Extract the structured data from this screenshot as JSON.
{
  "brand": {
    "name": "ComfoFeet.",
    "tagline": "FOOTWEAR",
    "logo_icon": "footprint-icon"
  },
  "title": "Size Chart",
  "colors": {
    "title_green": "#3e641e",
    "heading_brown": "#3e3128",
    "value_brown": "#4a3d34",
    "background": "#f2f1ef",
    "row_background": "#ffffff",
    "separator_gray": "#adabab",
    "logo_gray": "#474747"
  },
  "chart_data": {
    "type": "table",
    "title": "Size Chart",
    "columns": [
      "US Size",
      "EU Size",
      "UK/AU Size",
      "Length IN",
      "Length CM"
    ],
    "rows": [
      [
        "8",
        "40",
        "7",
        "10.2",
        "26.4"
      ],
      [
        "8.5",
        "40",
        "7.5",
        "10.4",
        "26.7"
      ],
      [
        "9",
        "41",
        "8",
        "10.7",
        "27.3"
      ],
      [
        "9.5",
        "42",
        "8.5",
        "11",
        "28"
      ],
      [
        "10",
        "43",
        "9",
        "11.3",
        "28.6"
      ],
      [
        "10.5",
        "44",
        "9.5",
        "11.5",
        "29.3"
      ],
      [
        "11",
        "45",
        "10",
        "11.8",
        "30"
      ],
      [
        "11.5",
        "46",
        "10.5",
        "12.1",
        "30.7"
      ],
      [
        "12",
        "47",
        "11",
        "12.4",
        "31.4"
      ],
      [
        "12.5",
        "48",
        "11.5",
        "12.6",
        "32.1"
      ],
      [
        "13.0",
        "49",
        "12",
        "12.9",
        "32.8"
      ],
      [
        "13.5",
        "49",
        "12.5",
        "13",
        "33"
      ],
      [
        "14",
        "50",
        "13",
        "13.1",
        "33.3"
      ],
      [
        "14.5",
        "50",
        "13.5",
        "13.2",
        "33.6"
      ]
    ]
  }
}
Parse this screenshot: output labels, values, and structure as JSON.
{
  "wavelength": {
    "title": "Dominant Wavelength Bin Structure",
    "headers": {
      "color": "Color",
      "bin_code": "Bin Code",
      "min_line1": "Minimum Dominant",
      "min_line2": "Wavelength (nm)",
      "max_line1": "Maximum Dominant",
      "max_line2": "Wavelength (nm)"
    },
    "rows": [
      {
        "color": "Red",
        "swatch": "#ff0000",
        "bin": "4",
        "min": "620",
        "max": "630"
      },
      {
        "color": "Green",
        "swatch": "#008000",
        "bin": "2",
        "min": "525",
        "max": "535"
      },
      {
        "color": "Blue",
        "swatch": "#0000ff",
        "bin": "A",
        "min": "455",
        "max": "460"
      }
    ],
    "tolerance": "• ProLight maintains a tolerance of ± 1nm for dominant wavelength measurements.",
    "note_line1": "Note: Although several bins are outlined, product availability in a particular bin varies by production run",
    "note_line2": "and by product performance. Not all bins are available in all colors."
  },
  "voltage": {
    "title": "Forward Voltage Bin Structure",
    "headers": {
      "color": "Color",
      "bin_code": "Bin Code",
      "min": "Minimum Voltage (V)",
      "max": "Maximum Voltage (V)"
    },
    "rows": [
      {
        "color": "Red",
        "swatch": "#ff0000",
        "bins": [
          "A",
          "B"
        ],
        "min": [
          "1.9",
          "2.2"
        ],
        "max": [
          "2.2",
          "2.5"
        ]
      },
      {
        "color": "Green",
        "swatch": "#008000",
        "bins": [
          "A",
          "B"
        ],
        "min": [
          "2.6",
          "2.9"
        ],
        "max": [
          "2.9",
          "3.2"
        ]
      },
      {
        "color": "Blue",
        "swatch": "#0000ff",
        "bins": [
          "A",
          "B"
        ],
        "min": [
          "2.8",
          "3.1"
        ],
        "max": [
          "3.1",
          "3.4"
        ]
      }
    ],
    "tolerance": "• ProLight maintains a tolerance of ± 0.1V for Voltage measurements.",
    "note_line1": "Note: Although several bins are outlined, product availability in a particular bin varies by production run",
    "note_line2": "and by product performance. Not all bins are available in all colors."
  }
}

- - -

--- TASK TO CARRY OUT ---
In how many lines of the data does the string "JSON" appear? Give only the number.

--- OUTPUT BELOW ---
2